• _What this task involves_:
Your answer should be only a number: how many lines include the word "JSON".

• _Material for this exercise_:
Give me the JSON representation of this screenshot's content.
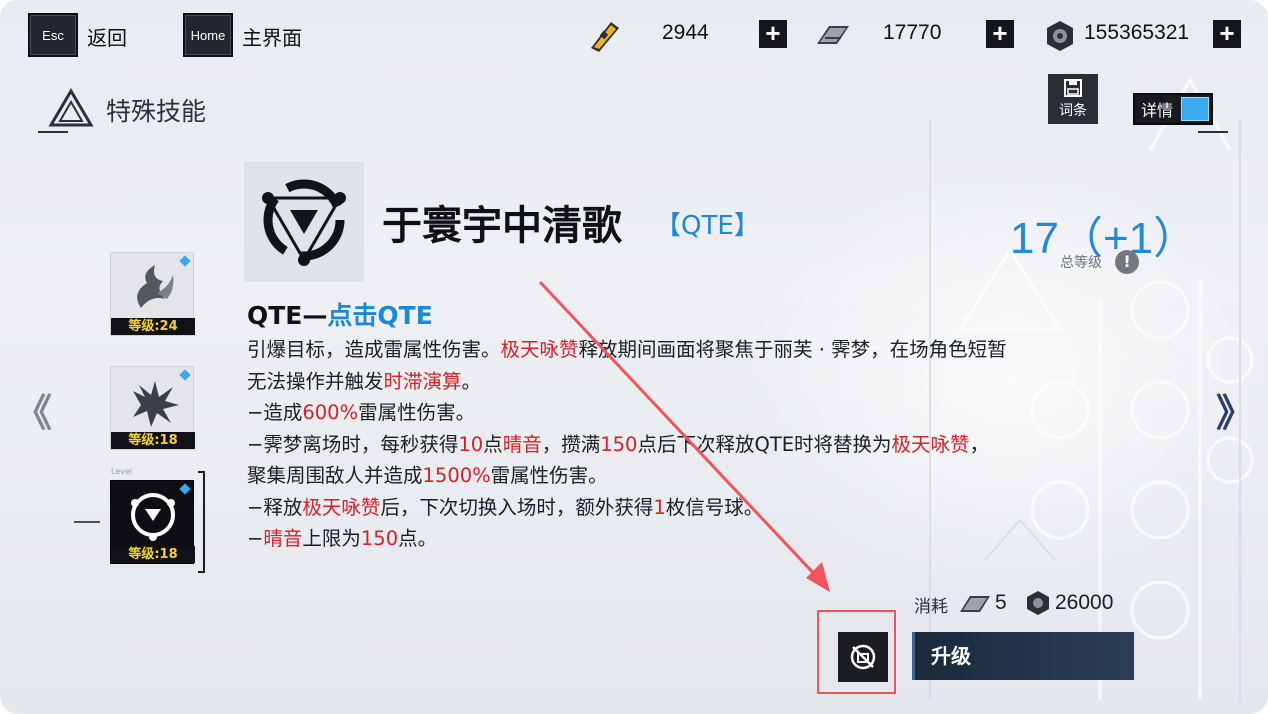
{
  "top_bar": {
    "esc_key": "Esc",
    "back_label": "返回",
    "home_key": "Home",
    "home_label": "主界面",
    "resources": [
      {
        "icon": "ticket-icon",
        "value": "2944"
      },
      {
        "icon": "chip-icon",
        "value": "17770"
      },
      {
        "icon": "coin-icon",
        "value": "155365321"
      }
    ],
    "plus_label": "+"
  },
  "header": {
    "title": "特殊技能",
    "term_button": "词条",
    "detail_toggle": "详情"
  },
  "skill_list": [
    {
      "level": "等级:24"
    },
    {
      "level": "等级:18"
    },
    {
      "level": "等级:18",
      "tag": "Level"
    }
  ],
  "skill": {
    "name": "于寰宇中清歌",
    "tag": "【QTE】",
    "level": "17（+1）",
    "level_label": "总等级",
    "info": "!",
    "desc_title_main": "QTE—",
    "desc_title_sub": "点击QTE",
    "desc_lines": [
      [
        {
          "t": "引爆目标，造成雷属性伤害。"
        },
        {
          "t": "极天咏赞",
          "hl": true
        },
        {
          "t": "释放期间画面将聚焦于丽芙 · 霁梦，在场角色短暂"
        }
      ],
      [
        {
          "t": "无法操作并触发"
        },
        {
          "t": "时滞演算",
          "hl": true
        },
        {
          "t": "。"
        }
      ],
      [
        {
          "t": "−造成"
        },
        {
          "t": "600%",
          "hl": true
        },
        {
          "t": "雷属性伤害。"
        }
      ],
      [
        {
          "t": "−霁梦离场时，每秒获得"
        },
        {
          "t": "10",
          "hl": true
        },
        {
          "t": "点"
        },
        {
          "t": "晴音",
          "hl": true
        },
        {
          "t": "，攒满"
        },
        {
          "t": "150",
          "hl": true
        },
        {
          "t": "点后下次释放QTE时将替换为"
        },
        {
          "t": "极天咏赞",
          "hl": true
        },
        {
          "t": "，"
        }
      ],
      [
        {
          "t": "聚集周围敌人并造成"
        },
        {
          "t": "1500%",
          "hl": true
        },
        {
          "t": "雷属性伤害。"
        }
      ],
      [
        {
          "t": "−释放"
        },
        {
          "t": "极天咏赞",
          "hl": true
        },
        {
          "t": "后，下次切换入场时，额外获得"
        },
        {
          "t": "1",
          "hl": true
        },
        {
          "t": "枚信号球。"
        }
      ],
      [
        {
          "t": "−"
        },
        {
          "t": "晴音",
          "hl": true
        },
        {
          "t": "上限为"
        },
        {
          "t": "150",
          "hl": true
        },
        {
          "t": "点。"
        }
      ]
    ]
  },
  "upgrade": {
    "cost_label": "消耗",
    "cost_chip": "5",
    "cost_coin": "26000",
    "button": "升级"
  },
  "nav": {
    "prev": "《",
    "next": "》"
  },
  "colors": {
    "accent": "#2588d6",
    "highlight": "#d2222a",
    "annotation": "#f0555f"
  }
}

---

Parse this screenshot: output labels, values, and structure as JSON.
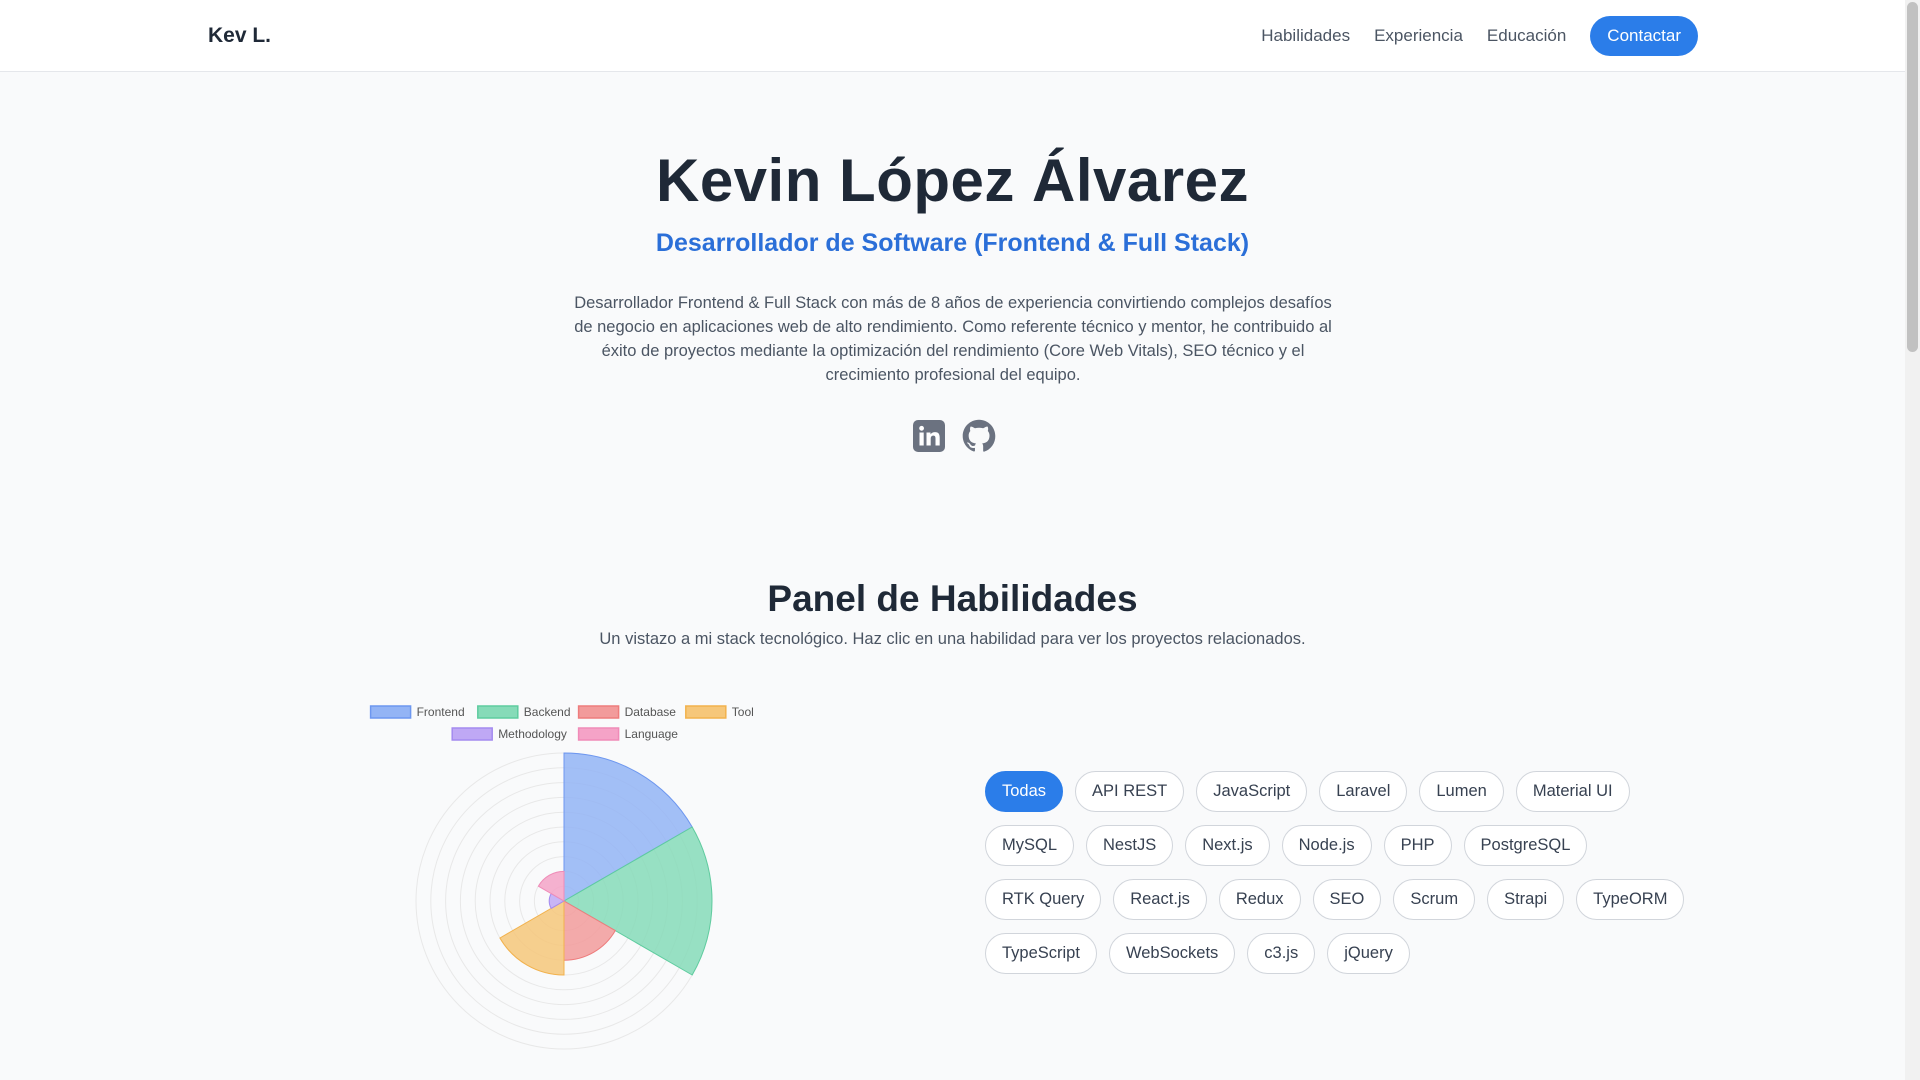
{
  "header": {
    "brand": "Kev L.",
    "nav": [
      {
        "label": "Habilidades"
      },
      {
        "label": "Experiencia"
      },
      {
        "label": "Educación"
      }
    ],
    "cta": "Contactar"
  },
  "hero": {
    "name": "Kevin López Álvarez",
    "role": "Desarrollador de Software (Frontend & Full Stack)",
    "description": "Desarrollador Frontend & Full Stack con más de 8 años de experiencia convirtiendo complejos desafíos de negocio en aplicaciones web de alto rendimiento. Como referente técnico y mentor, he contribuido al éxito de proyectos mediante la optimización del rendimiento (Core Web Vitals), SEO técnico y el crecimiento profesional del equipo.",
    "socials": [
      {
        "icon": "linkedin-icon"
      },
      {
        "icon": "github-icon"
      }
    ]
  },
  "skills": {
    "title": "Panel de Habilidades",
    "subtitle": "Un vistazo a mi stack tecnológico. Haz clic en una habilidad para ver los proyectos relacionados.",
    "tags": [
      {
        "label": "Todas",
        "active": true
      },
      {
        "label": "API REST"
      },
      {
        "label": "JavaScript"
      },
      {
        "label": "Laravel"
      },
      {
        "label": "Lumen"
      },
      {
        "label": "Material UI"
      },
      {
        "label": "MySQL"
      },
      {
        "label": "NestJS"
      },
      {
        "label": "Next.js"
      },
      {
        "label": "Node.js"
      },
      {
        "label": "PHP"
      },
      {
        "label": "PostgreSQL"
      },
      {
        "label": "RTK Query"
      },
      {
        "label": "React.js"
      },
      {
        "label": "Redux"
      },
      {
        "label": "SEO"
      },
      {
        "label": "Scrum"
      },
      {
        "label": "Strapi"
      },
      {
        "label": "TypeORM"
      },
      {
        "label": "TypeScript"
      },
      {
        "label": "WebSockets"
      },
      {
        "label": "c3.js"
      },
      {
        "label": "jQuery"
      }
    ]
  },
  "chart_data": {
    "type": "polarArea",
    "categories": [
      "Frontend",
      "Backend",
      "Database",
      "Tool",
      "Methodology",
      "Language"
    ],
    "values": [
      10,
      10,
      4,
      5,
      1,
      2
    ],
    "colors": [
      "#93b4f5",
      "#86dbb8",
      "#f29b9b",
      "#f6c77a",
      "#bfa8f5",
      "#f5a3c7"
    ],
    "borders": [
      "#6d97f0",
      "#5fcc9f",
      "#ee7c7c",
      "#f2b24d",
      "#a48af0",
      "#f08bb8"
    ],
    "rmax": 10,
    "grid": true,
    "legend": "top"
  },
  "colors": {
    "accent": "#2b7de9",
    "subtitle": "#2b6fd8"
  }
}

==

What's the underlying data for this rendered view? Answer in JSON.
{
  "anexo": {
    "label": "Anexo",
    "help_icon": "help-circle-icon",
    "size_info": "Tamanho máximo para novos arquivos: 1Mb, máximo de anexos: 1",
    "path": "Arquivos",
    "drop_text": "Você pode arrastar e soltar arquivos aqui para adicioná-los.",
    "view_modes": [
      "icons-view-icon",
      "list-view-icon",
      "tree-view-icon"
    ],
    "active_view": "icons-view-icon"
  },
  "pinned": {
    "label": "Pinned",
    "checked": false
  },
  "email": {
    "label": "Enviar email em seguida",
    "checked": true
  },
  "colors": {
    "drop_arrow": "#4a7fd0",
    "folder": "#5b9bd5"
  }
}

• _Result_:
3